(Dataset entries)
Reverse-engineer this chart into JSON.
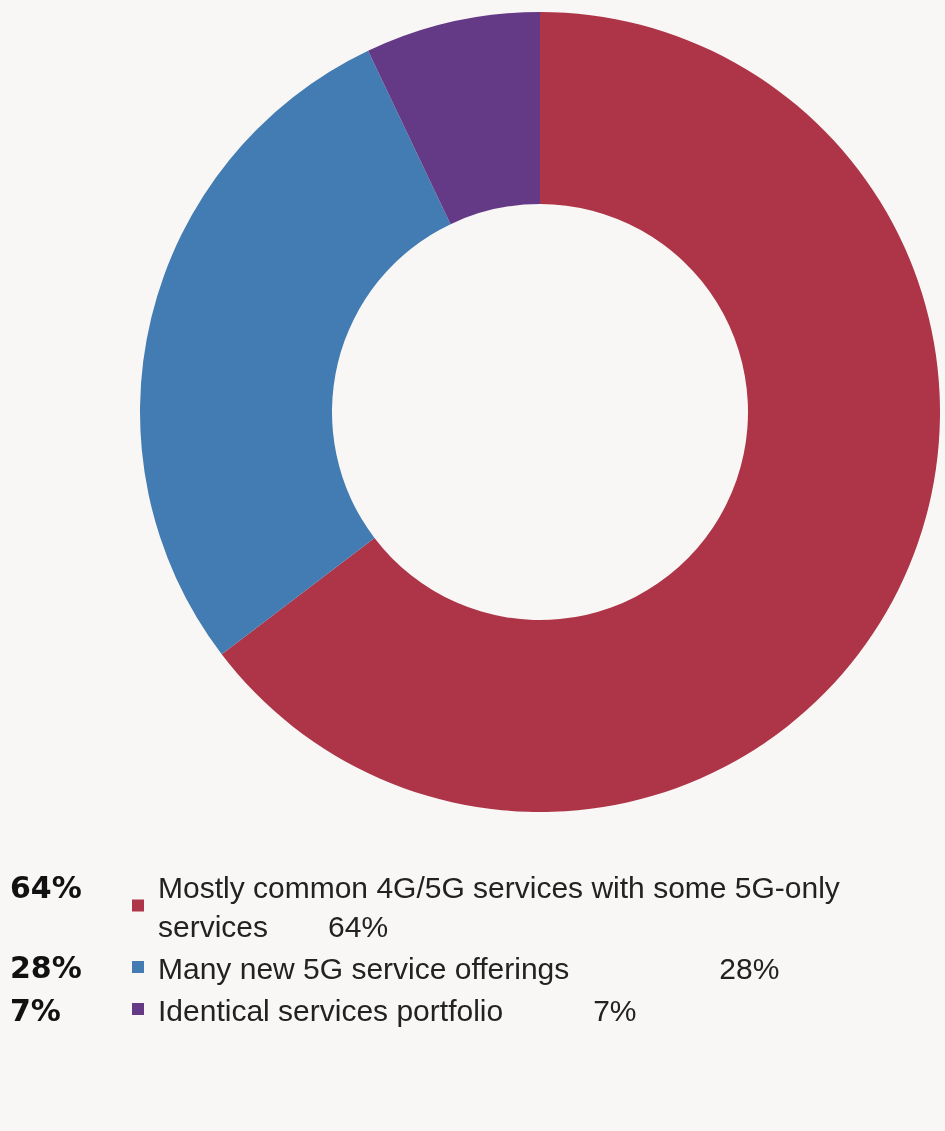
{
  "chart_data": {
    "type": "donut",
    "categories": [
      "Mostly common 4G/5G services with some 5G-only services    64%",
      "Many new 5G service offerings          28%",
      "Identical services portfolio      7%"
    ],
    "values": [
      64,
      28,
      7
    ],
    "value_labels": [
      "64%",
      "28%",
      "7%"
    ],
    "colors": [
      "#ae3548",
      "#427cb2",
      "#643a86"
    ],
    "legend": "bottom"
  }
}
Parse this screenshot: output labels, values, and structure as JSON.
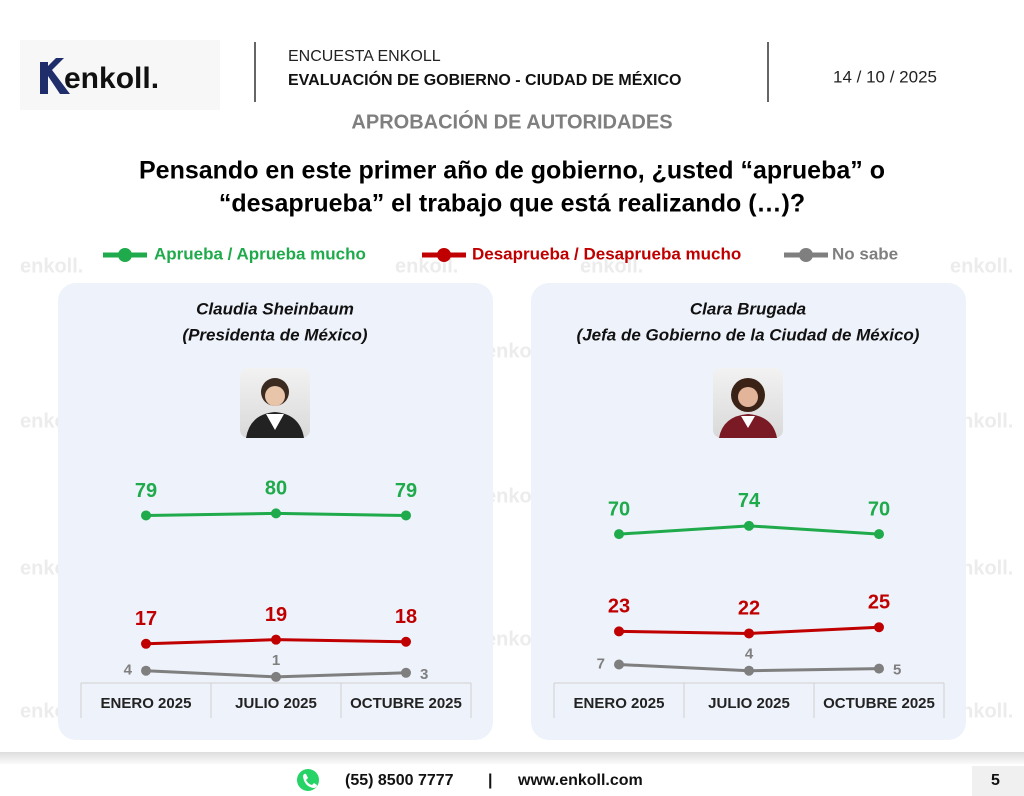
{
  "header": {
    "logo": "enkoll.",
    "survey": "ENCUESTA ENKOLL",
    "subject": "EVALUACIÓN DE GOBIERNO - CIUDAD DE MÉXICO",
    "date": "14 / 10 / 2025"
  },
  "section": "APROBACIÓN DE AUTORIDADES",
  "question": [
    "Pensando en este primer año de gobierno, ¿usted “aprueba” o",
    "“desaprueba” el trabajo que está realizando (…)?"
  ],
  "watermark": "enkoll.",
  "footer": {
    "phone": "(55) 8500 7777",
    "separator": "|",
    "website": "www.enkoll.com",
    "page": "5"
  },
  "chart_data": [
    {
      "type": "line",
      "title": "Claudia Sheinbaum",
      "subtitle": "(Presidenta de México)",
      "categories": [
        "ENERO 2025",
        "JULIO 2025",
        "OCTUBRE 2025"
      ],
      "ylim": [
        0,
        100
      ],
      "series": [
        {
          "name": "Aprueba / Aprueba mucho",
          "color": "#1faa4b",
          "values": [
            79,
            80,
            79
          ]
        },
        {
          "name": "Desaprueba / Desaprueba mucho",
          "color": "#c00000",
          "values": [
            17,
            19,
            18
          ]
        },
        {
          "name": "No sabe",
          "color": "#7f7f7f",
          "values": [
            4,
            1,
            3
          ]
        }
      ]
    },
    {
      "type": "line",
      "title": "Clara Brugada",
      "subtitle": "(Jefa de Gobierno de la Ciudad de México)",
      "categories": [
        "ENERO 2025",
        "JULIO 2025",
        "OCTUBRE 2025"
      ],
      "ylim": [
        0,
        100
      ],
      "series": [
        {
          "name": "Aprueba / Aprueba mucho",
          "color": "#1faa4b",
          "values": [
            70,
            74,
            70
          ]
        },
        {
          "name": "Desaprueba / Desaprueba mucho",
          "color": "#c00000",
          "values": [
            23,
            22,
            25
          ]
        },
        {
          "name": "No sabe",
          "color": "#7f7f7f",
          "values": [
            7,
            4,
            5
          ]
        }
      ]
    }
  ]
}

## Aim of the task
Using the listing above, return all lines where the word "subtitle" occurs.

## Result
      "subtitle": "(Presidenta de México)",
      "subtitle": "(Jefa de Gobierno de la Ciudad de México)",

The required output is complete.